→ **YOUR GOAL**
Reproduce each line of the listing exactly.

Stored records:
[start]

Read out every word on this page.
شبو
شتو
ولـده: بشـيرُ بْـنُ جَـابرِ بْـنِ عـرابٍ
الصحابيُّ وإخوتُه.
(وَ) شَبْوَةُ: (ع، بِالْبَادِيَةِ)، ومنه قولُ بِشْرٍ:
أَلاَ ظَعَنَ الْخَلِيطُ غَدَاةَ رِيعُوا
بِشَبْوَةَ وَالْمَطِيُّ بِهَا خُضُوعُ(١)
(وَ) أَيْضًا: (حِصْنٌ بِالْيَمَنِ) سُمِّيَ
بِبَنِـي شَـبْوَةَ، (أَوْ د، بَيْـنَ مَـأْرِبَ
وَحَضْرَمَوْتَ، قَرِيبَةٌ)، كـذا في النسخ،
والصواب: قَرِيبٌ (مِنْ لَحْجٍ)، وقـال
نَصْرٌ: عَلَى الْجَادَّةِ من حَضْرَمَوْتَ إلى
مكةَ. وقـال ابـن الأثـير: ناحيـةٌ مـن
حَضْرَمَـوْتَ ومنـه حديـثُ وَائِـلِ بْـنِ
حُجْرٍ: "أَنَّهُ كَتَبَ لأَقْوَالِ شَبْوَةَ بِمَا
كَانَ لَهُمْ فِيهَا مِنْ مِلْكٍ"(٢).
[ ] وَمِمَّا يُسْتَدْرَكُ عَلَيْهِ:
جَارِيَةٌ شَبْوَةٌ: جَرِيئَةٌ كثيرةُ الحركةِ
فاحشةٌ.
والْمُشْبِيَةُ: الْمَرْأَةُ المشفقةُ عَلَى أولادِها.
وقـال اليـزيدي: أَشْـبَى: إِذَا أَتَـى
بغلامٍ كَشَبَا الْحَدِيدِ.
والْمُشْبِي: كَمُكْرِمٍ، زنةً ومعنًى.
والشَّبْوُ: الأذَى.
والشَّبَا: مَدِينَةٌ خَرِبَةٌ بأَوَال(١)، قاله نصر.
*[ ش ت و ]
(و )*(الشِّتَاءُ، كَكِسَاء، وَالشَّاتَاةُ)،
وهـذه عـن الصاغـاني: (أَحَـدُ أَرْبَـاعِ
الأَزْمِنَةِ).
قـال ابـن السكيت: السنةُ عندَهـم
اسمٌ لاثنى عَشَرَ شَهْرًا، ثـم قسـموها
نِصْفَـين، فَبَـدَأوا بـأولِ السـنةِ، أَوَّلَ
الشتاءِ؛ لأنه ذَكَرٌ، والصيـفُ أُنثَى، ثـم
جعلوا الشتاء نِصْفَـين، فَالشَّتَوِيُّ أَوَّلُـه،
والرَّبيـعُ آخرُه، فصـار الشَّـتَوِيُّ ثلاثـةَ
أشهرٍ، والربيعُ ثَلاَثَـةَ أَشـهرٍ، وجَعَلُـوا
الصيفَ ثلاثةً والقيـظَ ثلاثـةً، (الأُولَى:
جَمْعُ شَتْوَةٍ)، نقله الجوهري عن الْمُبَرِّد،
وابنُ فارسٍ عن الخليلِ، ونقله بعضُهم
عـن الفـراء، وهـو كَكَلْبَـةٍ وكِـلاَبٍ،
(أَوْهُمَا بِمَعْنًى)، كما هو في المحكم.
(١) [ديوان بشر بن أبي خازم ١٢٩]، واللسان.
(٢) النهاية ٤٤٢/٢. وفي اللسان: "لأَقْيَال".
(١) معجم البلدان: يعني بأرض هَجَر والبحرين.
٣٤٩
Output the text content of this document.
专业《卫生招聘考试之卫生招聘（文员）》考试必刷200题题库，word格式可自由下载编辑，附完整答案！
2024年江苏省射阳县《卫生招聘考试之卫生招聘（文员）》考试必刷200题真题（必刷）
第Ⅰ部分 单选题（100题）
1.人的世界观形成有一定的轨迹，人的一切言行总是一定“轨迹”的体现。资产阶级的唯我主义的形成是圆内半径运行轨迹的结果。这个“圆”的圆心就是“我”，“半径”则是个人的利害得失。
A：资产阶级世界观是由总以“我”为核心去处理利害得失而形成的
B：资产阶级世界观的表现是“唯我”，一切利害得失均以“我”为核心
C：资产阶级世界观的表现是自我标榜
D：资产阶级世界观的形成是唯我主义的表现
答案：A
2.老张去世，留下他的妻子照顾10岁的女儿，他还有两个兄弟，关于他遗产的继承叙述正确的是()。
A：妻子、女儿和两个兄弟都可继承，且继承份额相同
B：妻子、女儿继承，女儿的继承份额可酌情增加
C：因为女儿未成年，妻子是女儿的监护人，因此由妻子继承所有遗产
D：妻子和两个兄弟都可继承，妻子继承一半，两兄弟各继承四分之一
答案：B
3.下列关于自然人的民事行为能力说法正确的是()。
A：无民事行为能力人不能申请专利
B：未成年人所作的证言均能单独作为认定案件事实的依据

[end]

→ **EXERCISE RESPONSE**
Read out every word on this page.
شبو
شتو
ولـده: بشـيرُ بْـنُ جَـابرِ بْـنِ عـرابٍ
الصحابيُّ وإخوتُه.
(وَ) شَبْوَةُ: (ع، بِالْبَادِيَةِ)، ومنه قولُ بِشْرٍ:
أَلاَ ظَعَنَ الْخَلِيطُ غَدَاةَ رِيعُوا
بِشَبْوَةَ وَالْمَطِيُّ بِهَا خُضُوعُ(١)
(وَ) أَيْضًا: (حِصْنٌ بِالْيَمَنِ) سُمِّيَ
بِبَنِـي شَـبْوَةَ، (أَوْ د، بَيْـنَ مَـأْرِبَ
وَحَضْرَمَوْتَ، قَرِيبَةٌ)، كـذا في النسخ،
والصواب: قَرِيبٌ (مِنْ لَحْجٍ)، وقـال
نَصْرٌ: عَلَى الْجَادَّةِ من حَضْرَمَوْتَ إلى
مكةَ. وقـال ابـن الأثـير: ناحيـةٌ مـن
حَضْرَمَـوْتَ ومنـه حديـثُ وَائِـلِ بْـنِ
حُجْرٍ: "أَنَّهُ كَتَبَ لأَقْوَالِ شَبْوَةَ بِمَا
كَانَ لَهُمْ فِيهَا مِنْ مِلْكٍ"(٢).
[ ] وَمِمَّا يُسْتَدْرَكُ عَلَيْهِ:
جَارِيَةٌ شَبْوَةٌ: جَرِيئَةٌ كثيرةُ الحركةِ
فاحشةٌ.
والْمُشْبِيَةُ: الْمَرْأَةُ المشفقةُ عَلَى أولادِها.
وقـال اليـزيدي: أَشْـبَى: إِذَا أَتَـى
بغلامٍ كَشَبَا الْحَدِيدِ.
والْمُشْبِي: كَمُكْرِمٍ، زنةً ومعنًى.
والشَّبْوُ: الأذَى.
والشَّبَا: مَدِينَةٌ خَرِبَةٌ بأَوَال(١)، قاله نصر.
*[ ش ت و ]
(و )*(الشِّتَاءُ، كَكِسَاء، وَالشَّاتَاةُ)،
وهـذه عـن الصاغـاني: (أَحَـدُ أَرْبَـاعِ
الأَزْمِنَةِ).
قـال ابـن السكيت: السنةُ عندَهـم
اسمٌ لاثنى عَشَرَ شَهْرًا، ثـم قسـموها
نِصْفَـين، فَبَـدَأوا بـأولِ السـنةِ، أَوَّلَ
الشتاءِ؛ لأنه ذَكَرٌ، والصيـفُ أُنثَى، ثـم
جعلوا الشتاء نِصْفَـين، فَالشَّتَوِيُّ أَوَّلُـه،
والرَّبيـعُ آخرُه، فصـار الشَّـتَوِيُّ ثلاثـةَ
أشهرٍ، والربيعُ ثَلاَثَـةَ أَشـهرٍ، وجَعَلُـوا
الصيفَ ثلاثةً والقيـظَ ثلاثـةً، (الأُولَى:
جَمْعُ شَتْوَةٍ)، نقله الجوهري عن الْمُبَرِّد،
وابنُ فارسٍ عن الخليلِ، ونقله بعضُهم
عـن الفـراء، وهـو كَكَلْبَـةٍ وكِـلاَبٍ،
(أَوْهُمَا بِمَعْنًى)، كما هو في المحكم.
(١) [ديوان بشر بن أبي خازم ١٢٩]، واللسان.
(٢) النهاية ٤٤٢/٢. وفي اللسان: "لأَقْيَال".
(١) معجم البلدان: يعني بأرض هَجَر والبحرين.
٣٤٩
Output the text content of this document.
专业《卫生招聘考试之卫生招聘（文员）》考试必刷200题题库，word格式可自由下载编辑，附完整答案！
2024年江苏省射阳县《卫生招聘考试之卫生招聘（文员）》考试必刷200题真题（必刷）
第Ⅰ部分 单选题（100题）
1.人的世界观形成有一定的轨迹，人的一切言行总是一定“轨迹”的体现。资产阶级的唯我主义的形成是圆内半径运行轨迹的结果。这个“圆”的圆心就是“我”，“半径”则是个人的利害得失。
A：资产阶级世界观是由总以“我”为核心去处理利害得失而形成的
B：资产阶级世界观的表现是“唯我”，一切利害得失均以“我”为核心
C：资产阶级世界观的表现是自我标榜
D：资产阶级世界观的形成是唯我主义的表现
答案：A
2.老张去世，留下他的妻子照顾10岁的女儿，他还有两个兄弟，关于他遗产的继承叙述正确的是()。
A：妻子、女儿和两个兄弟都可继承，且继承份额相同
B：妻子、女儿继承，女儿的继承份额可酌情增加
C：因为女儿未成年，妻子是女儿的监护人，因此由妻子继承所有遗产
D：妻子和两个兄弟都可继承，妻子继承一半，两兄弟各继承四分之一
答案：B
3.下列关于自然人的民事行为能力说法正确的是()。
A：无民事行为能力人不能申请专利
B：未成年人所作的证言均能单独作为认定案件事实的依据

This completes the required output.